*TASK GOAL*
Among the lines of the data, copy those that hold "observed".

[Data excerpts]
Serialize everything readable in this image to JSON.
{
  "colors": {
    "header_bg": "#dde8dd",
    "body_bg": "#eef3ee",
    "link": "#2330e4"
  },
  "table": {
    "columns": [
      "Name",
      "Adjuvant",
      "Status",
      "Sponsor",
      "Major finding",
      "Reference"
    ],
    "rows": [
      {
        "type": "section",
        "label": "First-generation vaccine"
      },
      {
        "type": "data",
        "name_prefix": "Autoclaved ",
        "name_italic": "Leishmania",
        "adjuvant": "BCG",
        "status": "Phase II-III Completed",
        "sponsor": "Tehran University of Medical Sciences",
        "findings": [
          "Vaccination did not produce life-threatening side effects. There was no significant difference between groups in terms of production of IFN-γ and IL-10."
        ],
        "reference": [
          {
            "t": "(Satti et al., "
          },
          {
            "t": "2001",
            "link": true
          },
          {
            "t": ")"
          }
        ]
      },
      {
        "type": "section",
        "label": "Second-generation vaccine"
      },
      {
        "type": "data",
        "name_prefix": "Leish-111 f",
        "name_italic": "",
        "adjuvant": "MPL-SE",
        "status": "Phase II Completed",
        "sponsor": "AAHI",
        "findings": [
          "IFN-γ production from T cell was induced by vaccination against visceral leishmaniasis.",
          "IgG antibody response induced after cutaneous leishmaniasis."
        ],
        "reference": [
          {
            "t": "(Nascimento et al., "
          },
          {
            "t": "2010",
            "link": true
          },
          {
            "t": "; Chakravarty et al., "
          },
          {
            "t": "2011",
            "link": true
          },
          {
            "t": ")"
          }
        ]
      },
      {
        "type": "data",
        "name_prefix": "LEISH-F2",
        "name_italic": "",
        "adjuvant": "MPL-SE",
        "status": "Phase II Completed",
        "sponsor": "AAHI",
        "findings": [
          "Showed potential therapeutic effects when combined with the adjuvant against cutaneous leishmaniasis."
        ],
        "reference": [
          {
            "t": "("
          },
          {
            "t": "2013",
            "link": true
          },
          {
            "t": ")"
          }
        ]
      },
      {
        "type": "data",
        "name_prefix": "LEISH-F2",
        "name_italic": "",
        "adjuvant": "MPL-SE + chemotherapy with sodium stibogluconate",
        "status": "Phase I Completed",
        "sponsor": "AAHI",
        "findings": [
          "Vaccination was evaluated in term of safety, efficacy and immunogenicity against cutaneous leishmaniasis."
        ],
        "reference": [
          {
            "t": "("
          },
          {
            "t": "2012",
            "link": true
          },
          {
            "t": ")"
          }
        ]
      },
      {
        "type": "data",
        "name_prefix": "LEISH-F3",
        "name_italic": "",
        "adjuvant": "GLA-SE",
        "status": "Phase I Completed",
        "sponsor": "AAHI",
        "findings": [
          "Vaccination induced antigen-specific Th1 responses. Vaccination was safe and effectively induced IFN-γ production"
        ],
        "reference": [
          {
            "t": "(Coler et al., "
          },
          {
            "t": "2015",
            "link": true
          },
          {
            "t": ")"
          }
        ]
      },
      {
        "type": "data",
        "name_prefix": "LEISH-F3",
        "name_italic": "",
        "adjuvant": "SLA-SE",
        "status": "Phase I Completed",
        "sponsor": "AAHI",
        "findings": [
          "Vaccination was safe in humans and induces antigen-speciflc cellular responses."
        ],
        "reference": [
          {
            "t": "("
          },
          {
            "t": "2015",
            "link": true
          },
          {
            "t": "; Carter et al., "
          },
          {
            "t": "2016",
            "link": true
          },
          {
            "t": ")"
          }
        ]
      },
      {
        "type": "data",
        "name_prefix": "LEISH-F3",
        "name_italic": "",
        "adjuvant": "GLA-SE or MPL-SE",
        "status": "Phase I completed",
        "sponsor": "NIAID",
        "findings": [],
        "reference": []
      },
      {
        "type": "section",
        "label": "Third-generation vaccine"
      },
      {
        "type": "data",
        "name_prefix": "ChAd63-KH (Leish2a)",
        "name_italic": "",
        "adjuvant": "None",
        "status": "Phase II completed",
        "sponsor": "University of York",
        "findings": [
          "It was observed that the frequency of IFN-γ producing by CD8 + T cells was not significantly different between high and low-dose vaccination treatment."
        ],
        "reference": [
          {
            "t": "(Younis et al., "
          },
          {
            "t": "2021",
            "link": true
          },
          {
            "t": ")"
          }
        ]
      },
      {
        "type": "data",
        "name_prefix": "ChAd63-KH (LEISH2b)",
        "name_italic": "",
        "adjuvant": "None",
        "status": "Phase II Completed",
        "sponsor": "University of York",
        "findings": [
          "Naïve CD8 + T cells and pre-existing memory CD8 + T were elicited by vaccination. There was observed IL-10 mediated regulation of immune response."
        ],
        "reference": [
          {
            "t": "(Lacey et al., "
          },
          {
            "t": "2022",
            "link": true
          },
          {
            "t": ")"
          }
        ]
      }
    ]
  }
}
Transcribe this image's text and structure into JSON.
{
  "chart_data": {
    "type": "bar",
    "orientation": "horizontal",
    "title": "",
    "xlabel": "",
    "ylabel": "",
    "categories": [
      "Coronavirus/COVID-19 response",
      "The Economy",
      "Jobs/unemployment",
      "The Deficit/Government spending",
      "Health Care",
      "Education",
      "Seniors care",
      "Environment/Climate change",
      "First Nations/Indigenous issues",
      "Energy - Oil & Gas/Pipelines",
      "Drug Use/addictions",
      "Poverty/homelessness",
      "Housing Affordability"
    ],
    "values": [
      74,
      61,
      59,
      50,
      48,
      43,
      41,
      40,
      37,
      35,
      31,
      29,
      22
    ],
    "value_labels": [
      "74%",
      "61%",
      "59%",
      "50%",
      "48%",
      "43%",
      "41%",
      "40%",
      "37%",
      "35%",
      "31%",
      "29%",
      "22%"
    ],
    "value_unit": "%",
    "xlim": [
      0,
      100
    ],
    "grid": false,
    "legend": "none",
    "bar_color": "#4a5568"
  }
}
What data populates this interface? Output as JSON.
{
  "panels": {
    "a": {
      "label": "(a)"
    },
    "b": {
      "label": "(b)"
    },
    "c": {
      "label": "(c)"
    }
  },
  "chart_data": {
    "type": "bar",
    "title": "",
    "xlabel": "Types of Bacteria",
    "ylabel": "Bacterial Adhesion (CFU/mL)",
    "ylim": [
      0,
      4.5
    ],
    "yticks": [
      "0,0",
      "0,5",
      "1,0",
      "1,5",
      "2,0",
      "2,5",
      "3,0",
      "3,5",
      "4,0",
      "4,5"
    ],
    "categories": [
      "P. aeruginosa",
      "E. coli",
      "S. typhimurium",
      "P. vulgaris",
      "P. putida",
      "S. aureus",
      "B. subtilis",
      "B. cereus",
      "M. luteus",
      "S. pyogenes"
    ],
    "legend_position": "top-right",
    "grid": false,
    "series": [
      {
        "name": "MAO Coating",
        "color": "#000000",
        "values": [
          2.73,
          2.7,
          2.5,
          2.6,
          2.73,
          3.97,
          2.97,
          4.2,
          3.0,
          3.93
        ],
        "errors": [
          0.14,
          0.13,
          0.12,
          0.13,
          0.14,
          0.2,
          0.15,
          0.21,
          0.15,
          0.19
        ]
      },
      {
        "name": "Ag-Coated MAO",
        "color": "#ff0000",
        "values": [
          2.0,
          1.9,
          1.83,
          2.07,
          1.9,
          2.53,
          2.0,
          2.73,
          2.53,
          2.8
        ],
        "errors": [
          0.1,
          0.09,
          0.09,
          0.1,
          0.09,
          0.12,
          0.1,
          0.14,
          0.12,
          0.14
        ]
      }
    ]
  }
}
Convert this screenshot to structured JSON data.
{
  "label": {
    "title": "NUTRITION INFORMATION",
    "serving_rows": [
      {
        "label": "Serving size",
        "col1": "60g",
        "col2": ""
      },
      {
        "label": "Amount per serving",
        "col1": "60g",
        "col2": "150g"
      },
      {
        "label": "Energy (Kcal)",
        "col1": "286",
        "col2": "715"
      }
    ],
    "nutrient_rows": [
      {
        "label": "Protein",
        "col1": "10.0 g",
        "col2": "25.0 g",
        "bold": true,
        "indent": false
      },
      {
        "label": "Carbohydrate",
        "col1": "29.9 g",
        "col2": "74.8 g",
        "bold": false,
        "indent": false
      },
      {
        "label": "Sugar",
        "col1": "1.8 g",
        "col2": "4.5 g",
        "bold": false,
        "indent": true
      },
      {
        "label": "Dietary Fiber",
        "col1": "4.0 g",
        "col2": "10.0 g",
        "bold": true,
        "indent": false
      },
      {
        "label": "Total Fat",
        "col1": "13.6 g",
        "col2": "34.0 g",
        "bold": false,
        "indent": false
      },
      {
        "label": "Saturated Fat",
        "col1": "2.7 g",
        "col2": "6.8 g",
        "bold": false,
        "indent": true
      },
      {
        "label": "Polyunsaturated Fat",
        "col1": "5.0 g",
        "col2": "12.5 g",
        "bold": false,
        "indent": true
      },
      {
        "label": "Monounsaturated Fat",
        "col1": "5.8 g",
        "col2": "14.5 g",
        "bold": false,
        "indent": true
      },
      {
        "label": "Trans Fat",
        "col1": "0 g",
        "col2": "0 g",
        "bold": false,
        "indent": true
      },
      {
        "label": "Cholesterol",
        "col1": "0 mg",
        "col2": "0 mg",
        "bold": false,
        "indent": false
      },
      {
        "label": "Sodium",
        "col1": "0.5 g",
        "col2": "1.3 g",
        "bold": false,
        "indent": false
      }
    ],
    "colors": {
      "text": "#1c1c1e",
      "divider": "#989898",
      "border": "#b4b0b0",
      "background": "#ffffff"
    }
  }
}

*ANSWER SPACE*
          "It was observed that the frequency of IFN-γ producing by CD8 + T cells was not significantly different between high and low-dose vaccination treatment."
          "Naïve CD8 + T cells and pre-existing memory CD8 + T were elicited by vaccination. There was observed IL-10 mediated regulation of immune response."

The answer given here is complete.